**EXTRAIT DU DOCUMENT:**
= = = = =

La question posée par M. Jaurès à M. le ministre des Affaires étrangères a eu deux parties : il n’a pas été répondu à la seconde. Nous ne tirons d’ailleurs aucune conséquence de la réserve où est resté le gouvernement, ni de l’embarras qu’il a paru éprouver ; il a déclaré n’avoir pas de renseignemens, en quoi certainement il a dit vrai ; mais on a pu s’étonner qu’il n’en eût pas. Est-il exact, a demandé M. Jaurès, qu’un peu avant que les troupes françaises entrassent à Azemmour, celles d’Ald-el-Aziz s’y étaient présentées avec moins de succès ? Dans ce cas, il serait difficile de ne pas voir un lien entre les deux opérations, et il serait permis de craindre qu’en dépit des assurances contraires qui ont été données à maintes reprises à la Chambre, nous ne continuions de prendre parti entre les deux frères et de soutenir Abd-el-Aziz contre Moulaï-Hafid. Au lieu de le faire ouvertement, nous le ferions discrètement, mais non pas moins activement. Ainsi nous serions entrés à Azemmour pour y renverser une municipalité hafidiste et pour mettre à la place une municipalité aziziste, — après quoi, nous nous serions retirés. Il n’est pas vraisemblable que rien de tel ait eu lieu à Azemmour, car alors le général d’Amade aurait manqué à ses instructions ; mais, sur tous ces points, le gouvernement n’a fait aucune réponse aux interrogations pressantes de M. Jaurès. — Je ne sais rien, a dit M. Clemenceau ; je n’ai aucune information d’aucune sorte à ce sujet ; j’en demanderai, ou plutôt j’en ai demandé dès le premier jour, mais je ne les ai pas encore reçues. — Le gouvernement sera bientôt éclairé puisqu’il a demandé à l’être ; mais les Chambres, étant à la veille des vacances, seront moins heureuses ; elles ne sauront rien avant longtemps.

= = = = =

**CONSIGNE A:** Traduisez en anglais cette phrase de l'extrait : « Le gouvernement sera bientôt éclairé puisqu'il a demandé à l'être ; mais les Chambres, étant à la veille des vacances, seront moins heureuses ; elles ne sauront rien avant longtemps. »
**CONSIGNE B:**
Répondez à ces questions d'après l'extrait :
(i) En combien de parties se divisait la question de M. Jaurès au ministre des Affaires étrangères ?
(ii) Dans quelle ville les troupes françaises sont-elles entrées ?
(iii) D'après M. Clemenceau, depuis quand a-t-il demandé des informations ?
Les données ne jouent aucun rôle ici.

= = = = =

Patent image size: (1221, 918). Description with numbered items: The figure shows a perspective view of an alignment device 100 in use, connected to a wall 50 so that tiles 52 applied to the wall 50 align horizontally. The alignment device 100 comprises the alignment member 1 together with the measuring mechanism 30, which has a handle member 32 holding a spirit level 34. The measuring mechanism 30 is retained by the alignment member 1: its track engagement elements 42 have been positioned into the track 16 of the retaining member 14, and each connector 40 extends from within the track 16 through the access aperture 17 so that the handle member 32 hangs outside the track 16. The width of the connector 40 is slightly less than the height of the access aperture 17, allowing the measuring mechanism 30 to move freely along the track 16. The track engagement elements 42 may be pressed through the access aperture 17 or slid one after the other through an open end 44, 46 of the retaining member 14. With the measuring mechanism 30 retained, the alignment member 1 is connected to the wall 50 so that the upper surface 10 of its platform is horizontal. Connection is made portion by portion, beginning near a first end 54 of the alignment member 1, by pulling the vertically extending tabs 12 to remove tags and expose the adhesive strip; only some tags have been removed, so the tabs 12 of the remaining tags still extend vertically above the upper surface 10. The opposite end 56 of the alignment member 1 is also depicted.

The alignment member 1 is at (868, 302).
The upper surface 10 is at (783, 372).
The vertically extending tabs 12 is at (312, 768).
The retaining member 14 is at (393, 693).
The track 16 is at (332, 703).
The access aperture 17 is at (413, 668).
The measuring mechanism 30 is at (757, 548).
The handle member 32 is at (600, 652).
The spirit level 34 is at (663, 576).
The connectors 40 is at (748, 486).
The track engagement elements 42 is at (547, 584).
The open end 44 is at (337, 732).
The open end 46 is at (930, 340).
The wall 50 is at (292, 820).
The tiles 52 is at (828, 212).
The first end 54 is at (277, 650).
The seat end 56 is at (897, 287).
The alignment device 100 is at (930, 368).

= = = = =

**RÉPONSE FINALE A:** The government will soon be informed, since it has asked to be; but the Chambers, being on the eve of the recess, will be less fortunate; they will learn nothing for a long time.

**RÉPONSE FINALE B:**
(i) En deux parties.
(ii) À Azemmour.
(iii) Dès le premier jour.